### Records for this task

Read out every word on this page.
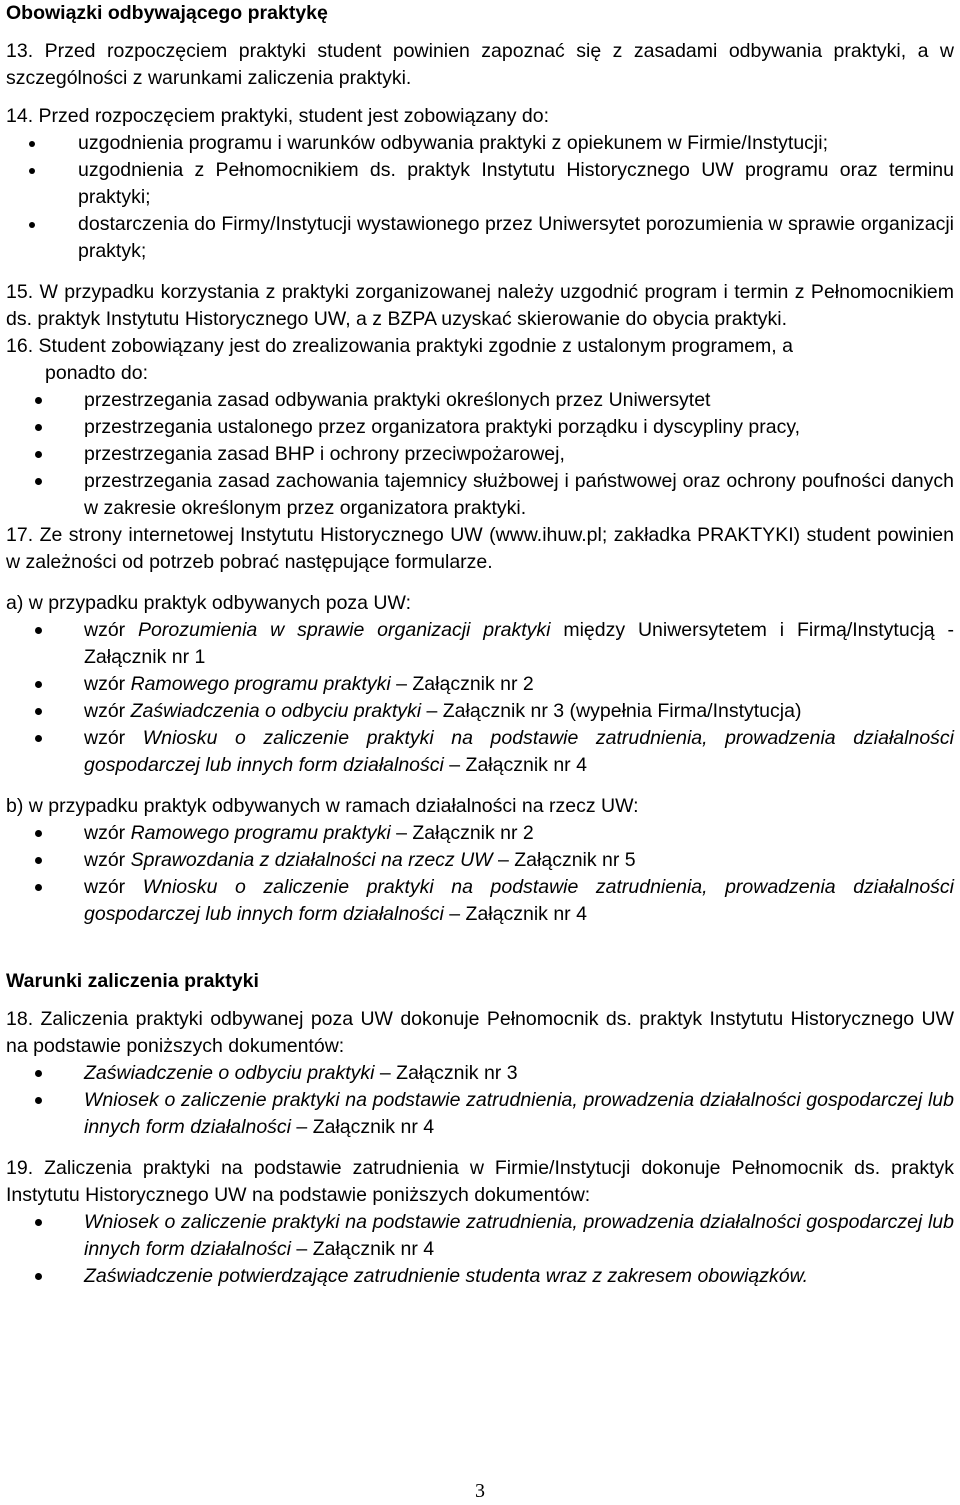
Obowiązki odbywającego praktykę

13. Przed rozpoczęciem praktyki student powinien zapoznać się z zasadami odbywania praktyki, a w szczególności z warunkami zaliczenia praktyki.

14. Przed rozpoczęciem praktyki, student jest zobowiązany do:

uzgodnienia programu i warunków odbywania praktyki z opiekunem w Firmie/Instytucji;
uzgodnienia z Pełnomocnikiem ds. praktyk Instytutu Historycznego UW programu oraz terminu praktyki;
dostarczenia do Firmy/Instytucji wystawionego przez Uniwersytet porozumienia w sprawie organizacji praktyk;

15. W przypadku korzystania z praktyki zorganizowanej należy uzgodnić program i termin z Pełnomocnikiem ds. praktyk Instytutu Historycznego UW, a z BZPA uzyskać skierowanie do obycia praktyki.

16. Student zobowiązany jest do zrealizowania praktyki zgodnie z ustalonym programem, a

ponadto do:

przestrzegania zasad odbywania praktyki określonych przez Uniwersytet
przestrzegania ustalonego przez organizatora praktyki porządku i dyscypliny pracy,
przestrzegania zasad BHP i ochrony przeciwpożarowej,
przestrzegania zasad zachowania tajemnicy służbowej i państwowej oraz ochrony poufności danych w zakresie określonym przez organizatora praktyki.

17. Ze strony internetowej Instytutu Historycznego UW (www.ihuw.pl; zakładka PRAKTYKI) student powinien w zależności od potrzeb pobrać następujące formularze.

a) w przypadku praktyk odbywanych poza UW:

wzór Porozumienia w sprawie organizacji praktyki między Uniwersytetem i Firmą/Instytucją - Załącznik nr 1
wzór Ramowego programu praktyki – Załącznik nr 2
wzór Zaświadczenia o odbyciu praktyki – Załącznik nr 3 (wypełnia Firma/Instytucja)
wzór Wniosku o zaliczenie praktyki na podstawie zatrudnienia, prowadzenia działalności gospodarczej lub innych form działalności – Załącznik nr 4

b) w przypadku praktyk odbywanych w ramach działalności na rzecz UW:

wzór Ramowego programu praktyki – Załącznik nr 2
wzór Sprawozdania z działalności na rzecz UW – Załącznik nr 5
wzór Wniosku o zaliczenie praktyki na podstawie zatrudnienia, prowadzenia działalności gospodarczej lub innych form działalności – Załącznik nr 4

Warunki zaliczenia praktyki

18. Zaliczenia praktyki odbywanej poza UW dokonuje Pełnomocnik ds. praktyk Instytutu Historycznego UW na podstawie poniższych dokumentów:

Zaświadczenie o odbyciu praktyki – Załącznik nr 3
Wniosek o zaliczenie praktyki na podstawie zatrudnienia, prowadzenia działalności gospodarczej lub innych form działalności – Załącznik nr 4

19. Zaliczenia praktyki na podstawie zatrudnienia w Firmie/Instytucji dokonuje Pełnomocnik ds. praktyk Instytutu Historycznego UW na podstawie poniższych dokumentów:

Wniosek o zaliczenie praktyki na podstawie zatrudnienia, prowadzenia działalności gospodarczej lub innych form działalności – Załącznik nr 4
Zaświadczenie potwierdzające zatrudnienie studenta wraz z zakresem obowiązków.
3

######

What is asked: Each entry shown above must be quoted exactly, with its pictures left out.

Answer for the task:
Read out every word on this page.
Obowiązki odbywającego praktykę

13. Przed rozpoczęciem praktyki student powinien zapoznać się z zasadami odbywania praktyki, a w szczególności z warunkami zaliczenia praktyki.

14. Przed rozpoczęciem praktyki, student jest zobowiązany do:

uzgodnienia programu i warunków odbywania praktyki z opiekunem w Firmie/Instytucji;
uzgodnienia z Pełnomocnikiem ds. praktyk Instytutu Historycznego UW programu oraz terminu praktyki;
dostarczenia do Firmy/Instytucji wystawionego przez Uniwersytet porozumienia w sprawie organizacji praktyk;

15. W przypadku korzystania z praktyki zorganizowanej należy uzgodnić program i termin z Pełnomocnikiem ds. praktyk Instytutu Historycznego UW, a z BZPA uzyskać skierowanie do obycia praktyki.

16. Student zobowiązany jest do zrealizowania praktyki zgodnie z ustalonym programem, a

ponadto do:

przestrzegania zasad odbywania praktyki określonych przez Uniwersytet
przestrzegania ustalonego przez organizatora praktyki porządku i dyscypliny pracy,
przestrzegania zasad BHP i ochrony przeciwpożarowej,
przestrzegania zasad zachowania tajemnicy służbowej i państwowej oraz ochrony poufności danych w zakresie określonym przez organizatora praktyki.

17. Ze strony internetowej Instytutu Historycznego UW (www.ihuw.pl; zakładka PRAKTYKI) student powinien w zależności od potrzeb pobrać następujące formularze.

a) w przypadku praktyk odbywanych poza UW:

wzór Porozumienia w sprawie organizacji praktyki między Uniwersytetem i Firmą/Instytucją - Załącznik nr 1
wzór Ramowego programu praktyki – Załącznik nr 2
wzór Zaświadczenia o odbyciu praktyki – Załącznik nr 3 (wypełnia Firma/Instytucja)
wzór Wniosku o zaliczenie praktyki na podstawie zatrudnienia, prowadzenia działalności gospodarczej lub innych form działalności – Załącznik nr 4

b) w przypadku praktyk odbywanych w ramach działalności na rzecz UW:

wzór Ramowego programu praktyki – Załącznik nr 2
wzór Sprawozdania z działalności na rzecz UW – Załącznik nr 5
wzór Wniosku o zaliczenie praktyki na podstawie zatrudnienia, prowadzenia działalności gospodarczej lub innych form działalności – Załącznik nr 4

Warunki zaliczenia praktyki

18. Zaliczenia praktyki odbywanej poza UW dokonuje Pełnomocnik ds. praktyk Instytutu Historycznego UW na podstawie poniższych dokumentów:

Zaświadczenie o odbyciu praktyki – Załącznik nr 3
Wniosek o zaliczenie praktyki na podstawie zatrudnienia, prowadzenia działalności gospodarczej lub innych form działalności – Załącznik nr 4

19. Zaliczenia praktyki na podstawie zatrudnienia w Firmie/Instytucji dokonuje Pełnomocnik ds. praktyk Instytutu Historycznego UW na podstawie poniższych dokumentów:

Wniosek o zaliczenie praktyki na podstawie zatrudnienia, prowadzenia działalności gospodarczej lub innych form działalności – Załącznik nr 4
Zaświadczenie potwierdzające zatrudnienie studenta wraz z zakresem obowiązków.
3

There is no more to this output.